--- START OF Dataset entries ---
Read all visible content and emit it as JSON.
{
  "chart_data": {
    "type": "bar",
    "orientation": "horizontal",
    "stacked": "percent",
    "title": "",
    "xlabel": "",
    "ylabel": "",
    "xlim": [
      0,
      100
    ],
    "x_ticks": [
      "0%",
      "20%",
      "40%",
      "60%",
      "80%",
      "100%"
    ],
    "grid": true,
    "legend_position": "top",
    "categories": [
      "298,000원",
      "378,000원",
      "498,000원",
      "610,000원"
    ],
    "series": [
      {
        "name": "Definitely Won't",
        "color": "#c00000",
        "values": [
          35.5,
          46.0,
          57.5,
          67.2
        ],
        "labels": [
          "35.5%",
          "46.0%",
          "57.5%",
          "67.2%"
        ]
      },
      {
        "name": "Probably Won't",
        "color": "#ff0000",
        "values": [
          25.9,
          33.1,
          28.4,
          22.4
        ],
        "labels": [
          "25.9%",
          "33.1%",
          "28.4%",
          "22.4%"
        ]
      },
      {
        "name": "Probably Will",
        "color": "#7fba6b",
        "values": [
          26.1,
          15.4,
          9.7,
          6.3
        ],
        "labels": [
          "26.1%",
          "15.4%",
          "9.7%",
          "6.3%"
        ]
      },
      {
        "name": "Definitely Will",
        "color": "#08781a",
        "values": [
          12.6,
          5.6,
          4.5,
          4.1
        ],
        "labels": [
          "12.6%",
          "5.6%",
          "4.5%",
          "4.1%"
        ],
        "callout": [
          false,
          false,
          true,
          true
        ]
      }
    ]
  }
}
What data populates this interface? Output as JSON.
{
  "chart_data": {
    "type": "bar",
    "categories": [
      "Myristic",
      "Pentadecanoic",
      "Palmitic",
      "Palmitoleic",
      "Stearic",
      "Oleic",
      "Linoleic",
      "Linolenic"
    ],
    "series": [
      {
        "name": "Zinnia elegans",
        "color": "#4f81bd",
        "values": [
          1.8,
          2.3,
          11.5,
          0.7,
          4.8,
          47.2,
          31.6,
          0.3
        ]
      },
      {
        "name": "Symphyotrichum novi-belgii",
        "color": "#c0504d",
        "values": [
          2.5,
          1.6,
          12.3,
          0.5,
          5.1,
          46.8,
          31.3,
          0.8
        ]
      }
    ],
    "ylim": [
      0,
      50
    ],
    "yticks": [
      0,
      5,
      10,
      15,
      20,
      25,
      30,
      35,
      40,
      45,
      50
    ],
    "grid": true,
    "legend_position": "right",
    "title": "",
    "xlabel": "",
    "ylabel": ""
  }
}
--- END OF Dataset entries ---
Set task. Copy the entries above exactly, leaving none out.

Answer to this task.
Read all visible content and emit it as JSON.
{
  "chart_data": {
    "type": "bar",
    "orientation": "horizontal",
    "stacked": "percent",
    "title": "",
    "xlabel": "",
    "ylabel": "",
    "xlim": [
      0,
      100
    ],
    "x_ticks": [
      "0%",
      "20%",
      "40%",
      "60%",
      "80%",
      "100%"
    ],
    "grid": true,
    "legend_position": "top",
    "categories": [
      "298,000원",
      "378,000원",
      "498,000원",
      "610,000원"
    ],
    "series": [
      {
        "name": "Definitely Won't",
        "color": "#c00000",
        "values": [
          35.5,
          46.0,
          57.5,
          67.2
        ],
        "labels": [
          "35.5%",
          "46.0%",
          "57.5%",
          "67.2%"
        ]
      },
      {
        "name": "Probably Won't",
        "color": "#ff0000",
        "values": [
          25.9,
          33.1,
          28.4,
          22.4
        ],
        "labels": [
          "25.9%",
          "33.1%",
          "28.4%",
          "22.4%"
        ]
      },
      {
        "name": "Probably Will",
        "color": "#7fba6b",
        "values": [
          26.1,
          15.4,
          9.7,
          6.3
        ],
        "labels": [
          "26.1%",
          "15.4%",
          "9.7%",
          "6.3%"
        ]
      },
      {
        "name": "Definitely Will",
        "color": "#08781a",
        "values": [
          12.6,
          5.6,
          4.5,
          4.1
        ],
        "labels": [
          "12.6%",
          "5.6%",
          "4.5%",
          "4.1%"
        ],
        "callout": [
          false,
          false,
          true,
          true
        ]
      }
    ]
  }
}
What data populates this interface? Output as JSON.
{
  "chart_data": {
    "type": "bar",
    "categories": [
      "Myristic",
      "Pentadecanoic",
      "Palmitic",
      "Palmitoleic",
      "Stearic",
      "Oleic",
      "Linoleic",
      "Linolenic"
    ],
    "series": [
      {
        "name": "Zinnia elegans",
        "color": "#4f81bd",
        "values": [
          1.8,
          2.3,
          11.5,
          0.7,
          4.8,
          47.2,
          31.6,
          0.3
        ]
      },
      {
        "name": "Symphyotrichum novi-belgii",
        "color": "#c0504d",
        "values": [
          2.5,
          1.6,
          12.3,
          0.5,
          5.1,
          46.8,
          31.3,
          0.8
        ]
      }
    ],
    "ylim": [
      0,
      50
    ],
    "yticks": [
      0,
      5,
      10,
      15,
      20,
      25,
      30,
      35,
      40,
      45,
      50
    ],
    "grid": true,
    "legend_position": "right",
    "title": "",
    "xlabel": "",
    "ylabel": ""
  }
}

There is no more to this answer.